• Given request
Answer each question using the thread on PayPal suspending service in India.
(a) On what date did the suspension take effect, according to the Associated Press report?
(b) What method did din say worked fine as an alternative for withdrawing money?
(c) On which forum did walkmanguru say the news had been seen?

• Text shown
# PayPal suspends service in India



## sachin_kothari (Feb 8, 2010)

PayPal, the online payment processor, has put some of its services in  India on hold temporarily and is reversing funds requested through  PayPal India, according to reports. 
 Anjul Nayar, a PayPal representative, said Saturday in a blog  post that "personal payments to and from India and transfers to  local banks in India have been suspended" as the company works with  business partners and stakeholders "to address questions they have about  the service". 
 Nayar wrote that customers can still make commercial payments to India,  but merchants will not be able to "withdraw funds in rupees to local  Indian banks." An Associated Press report  noted that the suspension took effect January 28. 



Source: *news.cnet.com/8301-1023_3-10448971-93.html


----------



## anandjoshi (Feb 8, 2010)

What are the alternatives for PAYPAL?


----------



## Sarvesh (Feb 8, 2010)

its really sad


----------



## maxmk (Feb 9, 2010)

This is really a shocking news....Many Indian companies rely on Paypal


----------



## max_demon (Feb 9, 2010)

my recent withdrawal got cancelled  have to find some other method to withdraw


----------



## din (Feb 9, 2010)

Lot of money got stuck there now 

Seems something related to Indian Govt Policy as well.

Really hope they solve the issue soon.

Meantime, wire transfer (of course not related to PP, but as an alternative) works fine. Tried it yesterday and worked. Yes, the fee might be slightly higher, but for large amount, we can use that.


----------



## asingh (Feb 10, 2010)

What is the reason for this..?


----------



## walkmanguru (Feb 10, 2010)

Yes, I saw this on digitalpoint forum...Sad news,


----------



## din (Feb 10, 2010)

Getting the updates email from Paypal - and it seems they will resolve it soon. At least they have to keep their reputation. So far it all seems positive.


----------



## saqib_khan (Feb 10, 2010)

Yeah..sad news. But no one knows why this is happening. Atleast they should have mentioned a VALID and understandable reason.

The current reason is 





> while we work with our business partners and other stakeholders to address questions they have about the service


----------



## Anorion (Feb 10, 2010)

anyone have a clue about what these questions are? or even could be? and why single out India?


----------



## din (Feb 10, 2010)

@Anorion - from the Paypal blog and other sources it seems something with Indian Government policies. They might have asked Paypal to stop all personal payments, and the licensing issues.

But then, no idea why the bank transfer part is suspended. Will have to wait and see.


----------



## din (Feb 11, 2010)

Here is the clear picture (got info from DP)

*www.nytimes.com/2010/02/11/business/global/11paypal.html?partner=rss&emc=rss


----------



## maxmk (Feb 11, 2010)

A block of data:
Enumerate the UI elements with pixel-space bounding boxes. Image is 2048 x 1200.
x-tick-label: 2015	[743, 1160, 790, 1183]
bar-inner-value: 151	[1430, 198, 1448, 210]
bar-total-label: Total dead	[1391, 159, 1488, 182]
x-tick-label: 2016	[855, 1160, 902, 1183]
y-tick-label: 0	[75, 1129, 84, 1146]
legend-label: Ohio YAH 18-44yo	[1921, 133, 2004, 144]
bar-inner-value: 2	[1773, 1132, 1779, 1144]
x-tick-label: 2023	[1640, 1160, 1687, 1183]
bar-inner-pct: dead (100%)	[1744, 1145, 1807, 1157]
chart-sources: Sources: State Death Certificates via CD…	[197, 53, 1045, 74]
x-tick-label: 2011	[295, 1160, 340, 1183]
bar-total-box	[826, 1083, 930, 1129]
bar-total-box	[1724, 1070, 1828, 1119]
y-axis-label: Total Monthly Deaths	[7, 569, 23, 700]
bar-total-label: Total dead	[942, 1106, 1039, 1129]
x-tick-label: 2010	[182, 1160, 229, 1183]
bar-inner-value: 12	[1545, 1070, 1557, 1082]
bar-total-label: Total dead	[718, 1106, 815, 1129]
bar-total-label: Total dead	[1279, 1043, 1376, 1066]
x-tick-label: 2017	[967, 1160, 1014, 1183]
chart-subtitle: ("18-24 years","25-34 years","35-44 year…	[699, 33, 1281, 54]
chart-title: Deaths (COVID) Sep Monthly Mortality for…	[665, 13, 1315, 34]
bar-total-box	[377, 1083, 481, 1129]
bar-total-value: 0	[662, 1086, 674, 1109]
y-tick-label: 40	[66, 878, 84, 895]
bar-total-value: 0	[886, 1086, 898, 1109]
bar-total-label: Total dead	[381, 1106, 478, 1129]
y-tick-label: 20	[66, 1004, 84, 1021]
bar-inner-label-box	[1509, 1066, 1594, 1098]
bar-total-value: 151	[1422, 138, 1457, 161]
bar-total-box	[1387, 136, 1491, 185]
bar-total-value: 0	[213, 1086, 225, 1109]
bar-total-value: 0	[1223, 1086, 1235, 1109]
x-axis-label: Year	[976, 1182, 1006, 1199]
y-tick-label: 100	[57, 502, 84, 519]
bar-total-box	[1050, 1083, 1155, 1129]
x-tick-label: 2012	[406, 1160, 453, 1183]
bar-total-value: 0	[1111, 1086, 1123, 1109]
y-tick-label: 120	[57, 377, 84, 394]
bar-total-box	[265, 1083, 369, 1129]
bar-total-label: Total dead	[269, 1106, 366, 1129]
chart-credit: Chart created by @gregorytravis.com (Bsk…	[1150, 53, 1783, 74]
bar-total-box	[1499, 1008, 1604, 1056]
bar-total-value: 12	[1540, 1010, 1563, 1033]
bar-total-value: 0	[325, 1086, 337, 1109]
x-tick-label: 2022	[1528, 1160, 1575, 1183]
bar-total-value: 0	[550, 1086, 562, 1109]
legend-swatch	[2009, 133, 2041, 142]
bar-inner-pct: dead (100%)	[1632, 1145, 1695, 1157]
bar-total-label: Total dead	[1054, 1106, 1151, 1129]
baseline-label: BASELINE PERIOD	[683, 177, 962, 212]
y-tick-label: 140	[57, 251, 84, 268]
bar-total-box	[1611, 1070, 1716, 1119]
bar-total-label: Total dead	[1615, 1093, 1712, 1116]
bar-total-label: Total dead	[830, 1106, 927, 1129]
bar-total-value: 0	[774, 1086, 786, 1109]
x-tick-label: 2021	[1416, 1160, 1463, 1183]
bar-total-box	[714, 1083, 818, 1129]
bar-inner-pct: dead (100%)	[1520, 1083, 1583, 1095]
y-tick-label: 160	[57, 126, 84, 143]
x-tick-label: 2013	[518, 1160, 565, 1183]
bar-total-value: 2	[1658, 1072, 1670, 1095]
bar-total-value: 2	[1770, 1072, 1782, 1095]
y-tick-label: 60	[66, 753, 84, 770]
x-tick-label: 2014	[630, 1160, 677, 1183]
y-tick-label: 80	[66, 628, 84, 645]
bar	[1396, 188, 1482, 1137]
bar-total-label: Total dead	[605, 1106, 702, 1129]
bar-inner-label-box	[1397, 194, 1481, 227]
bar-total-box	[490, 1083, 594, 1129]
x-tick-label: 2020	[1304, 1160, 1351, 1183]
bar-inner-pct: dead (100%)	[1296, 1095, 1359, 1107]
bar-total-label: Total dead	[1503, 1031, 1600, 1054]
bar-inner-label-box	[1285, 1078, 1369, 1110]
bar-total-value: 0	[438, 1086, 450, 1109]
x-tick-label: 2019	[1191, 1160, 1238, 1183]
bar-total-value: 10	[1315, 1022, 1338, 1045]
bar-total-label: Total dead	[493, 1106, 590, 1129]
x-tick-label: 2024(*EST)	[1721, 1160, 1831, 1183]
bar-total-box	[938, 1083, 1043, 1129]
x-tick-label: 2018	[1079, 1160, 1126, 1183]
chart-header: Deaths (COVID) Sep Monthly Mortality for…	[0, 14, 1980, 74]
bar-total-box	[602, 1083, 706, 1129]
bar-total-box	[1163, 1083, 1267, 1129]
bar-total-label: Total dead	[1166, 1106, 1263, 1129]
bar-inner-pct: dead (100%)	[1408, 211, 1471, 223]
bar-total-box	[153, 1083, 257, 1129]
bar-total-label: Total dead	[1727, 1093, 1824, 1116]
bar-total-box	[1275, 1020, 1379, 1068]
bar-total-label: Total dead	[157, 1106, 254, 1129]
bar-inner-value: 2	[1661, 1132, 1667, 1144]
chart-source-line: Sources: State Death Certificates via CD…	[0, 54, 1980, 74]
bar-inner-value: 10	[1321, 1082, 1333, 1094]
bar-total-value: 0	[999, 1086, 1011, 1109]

• Finished task
(a) January 28
(b) Wire transfer
(c) The digitalpoint forum